### TEXTE PRÉSENTÉ

Micheline Carrier fait partie de ces êtres qui partent sans jamais vous quitter. Elle m’est présente, dans tous mes mots, mes choix, mes actions. Dans toutes mes pensées. L’abordage du jour est difficile sans son bonjour joyeux qui claquait à l’aube comme une voile au long cours.

Je l’ai déjà écrit, ici, il y a un an (1), Micheline a créé le site Sisyphe en juin 2002, et m’a invitée à la rejoindre à l’automne de la même année. Ce site encyclopédique est devenu l’œuvre de sa vie. Elle a choisi le nom Sisyphe, parce qu’il est un symbole à la fois de liberté, de détermination, et de vigilance pour les femmes qui doivent toujours recommencer à faire valoir leur droit à l’existence et à la parole.

Dès sa création, Sisyphe devient un site de diffusion des idées et des recherches féministes. Il a bénéficié de la collaboration de chercheur-es et d’écrivain-es de grande réputation, de différentes origines et disciplines. Nous y avons publié plus de 5 550 articles (2).

En ce premier anniversaire de sa mort, je voudrais puiser pour vous dans mes souvenirs, les éléments les plus marquants de ce parcours extraordinaire d’écriture et d’actions concrètes. Sur Sisyphe, tout ce qui se passe dans le monde ; la paix, la guerre, la politique, l’environnement, l’économie, etc., concerne les femmes.

### À FAIRE
**A)** Citez le passage du texte sur Micheline Carrier qui va de « Je l’ai déjà » jusqu'à « 550 articles (2). ».
**B)** Rédigez la suite du texte sur Micheline Carrier, en reprenant juste après sa dernière phrase.
Les lignes ci-dessous n'ont aucun lien avec le texte sur Micheline Carrier.

### EXTRAIT DES DONNÉES

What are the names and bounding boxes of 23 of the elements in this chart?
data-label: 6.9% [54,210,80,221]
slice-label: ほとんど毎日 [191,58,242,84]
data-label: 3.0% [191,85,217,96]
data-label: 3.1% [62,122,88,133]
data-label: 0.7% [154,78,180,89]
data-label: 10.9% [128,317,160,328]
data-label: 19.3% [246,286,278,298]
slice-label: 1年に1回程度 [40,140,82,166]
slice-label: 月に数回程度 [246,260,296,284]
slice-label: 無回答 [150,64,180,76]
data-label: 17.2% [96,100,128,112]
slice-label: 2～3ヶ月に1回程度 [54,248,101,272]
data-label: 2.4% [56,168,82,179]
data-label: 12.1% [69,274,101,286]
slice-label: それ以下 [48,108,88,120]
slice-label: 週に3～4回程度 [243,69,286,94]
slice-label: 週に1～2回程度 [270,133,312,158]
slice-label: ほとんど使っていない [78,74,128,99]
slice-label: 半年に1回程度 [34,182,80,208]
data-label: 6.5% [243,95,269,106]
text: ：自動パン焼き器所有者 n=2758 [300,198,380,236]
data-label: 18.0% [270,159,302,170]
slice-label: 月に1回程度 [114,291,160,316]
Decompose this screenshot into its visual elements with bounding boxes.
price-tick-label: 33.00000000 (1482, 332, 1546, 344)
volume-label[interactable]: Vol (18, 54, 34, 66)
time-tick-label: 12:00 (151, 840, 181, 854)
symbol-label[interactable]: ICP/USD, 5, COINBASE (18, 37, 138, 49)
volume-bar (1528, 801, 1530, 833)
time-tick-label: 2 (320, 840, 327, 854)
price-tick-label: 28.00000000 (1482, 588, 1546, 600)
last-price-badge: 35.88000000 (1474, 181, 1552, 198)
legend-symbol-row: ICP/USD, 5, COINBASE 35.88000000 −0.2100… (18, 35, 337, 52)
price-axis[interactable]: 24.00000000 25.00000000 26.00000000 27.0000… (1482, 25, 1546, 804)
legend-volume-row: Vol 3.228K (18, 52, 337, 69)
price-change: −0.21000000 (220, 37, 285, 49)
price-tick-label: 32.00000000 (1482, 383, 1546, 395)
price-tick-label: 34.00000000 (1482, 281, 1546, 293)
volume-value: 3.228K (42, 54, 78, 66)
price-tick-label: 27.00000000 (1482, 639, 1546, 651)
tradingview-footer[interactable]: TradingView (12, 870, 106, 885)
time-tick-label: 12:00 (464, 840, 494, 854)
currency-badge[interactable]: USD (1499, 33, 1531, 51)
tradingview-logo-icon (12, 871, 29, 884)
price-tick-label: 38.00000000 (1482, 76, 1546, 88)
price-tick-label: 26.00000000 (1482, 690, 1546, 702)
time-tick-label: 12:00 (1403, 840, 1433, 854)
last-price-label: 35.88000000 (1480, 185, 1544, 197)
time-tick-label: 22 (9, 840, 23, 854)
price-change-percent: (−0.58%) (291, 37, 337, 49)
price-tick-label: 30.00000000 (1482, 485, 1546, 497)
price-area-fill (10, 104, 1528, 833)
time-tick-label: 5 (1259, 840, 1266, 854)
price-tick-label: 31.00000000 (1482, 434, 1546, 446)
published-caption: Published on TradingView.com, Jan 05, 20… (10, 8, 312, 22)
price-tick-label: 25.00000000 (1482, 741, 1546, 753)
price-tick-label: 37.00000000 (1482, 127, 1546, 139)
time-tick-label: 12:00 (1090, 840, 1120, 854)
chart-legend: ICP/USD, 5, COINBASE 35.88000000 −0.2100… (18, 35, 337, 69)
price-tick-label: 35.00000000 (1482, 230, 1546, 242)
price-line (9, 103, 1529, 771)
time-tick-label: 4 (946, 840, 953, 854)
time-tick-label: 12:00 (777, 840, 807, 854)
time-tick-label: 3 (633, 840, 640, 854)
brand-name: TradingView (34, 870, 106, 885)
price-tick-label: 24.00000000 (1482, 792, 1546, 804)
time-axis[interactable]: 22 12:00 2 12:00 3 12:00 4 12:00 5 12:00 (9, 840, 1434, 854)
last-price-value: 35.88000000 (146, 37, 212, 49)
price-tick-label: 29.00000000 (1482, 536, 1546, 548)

### RÉSULTATS OBTENUS
**A)**
Je l’ai déjà écrit, ici, il y a un an (1), Micheline a créé le site Sisyphe en juin 2002, et m’a invitée à la rejoindre à l’automne de la même année. Ce site encyclopédique est devenu l’œuvre de sa vie. Elle a choisi le nom Sisyphe, parce qu’il est un symbole à la fois de liberté, de détermination, et de vigilance pour les femmes qui doivent toujours recommencer à faire valoir leur droit à l’existence et à la parole.

Dès sa création, Sisyphe devient un site de diffusion des idées et des recherches féministes. Il a bénéficié de la collaboration de chercheur-es et d’écrivain-es de grande réputation, de différentes origines et disciplines. Nous y avons publié plus de 5 550 articles (2).

**B)**
Avant de rencontrer Micheline à l’automne 2002, j’avais lu ses articles et interventions ponctuelles dans Le Devoir, ses deux livres, toujours d’actualité, sur la pornographie, ainsi que Doit-on pendre Jocaste ?, une critique du livre "Les enfants de Jocaste", de Christiane Olivier.

J’avais aussi pris connaissance de ses deux premières tentatives de créer un site, au tournant de l’an 2000. Je me souviens qu’elle y a défendu, jusqu’à obtenir justice, les droits lésés d’une employée d’un consulat montréalais qui lui avait demandé son aide. À cette époque, il n’y avait au Québec que deux sites féministes : Netfemmes et Cybersolidaires, ce dernier défendant "le travail du sexe" et le groupe Stella.

Les premiers thèmes abordés par Micheline sur son nouveau site concernaient l’antiféminisme, la misogynie, la violence faite aux femmes au Québec et dans le monde.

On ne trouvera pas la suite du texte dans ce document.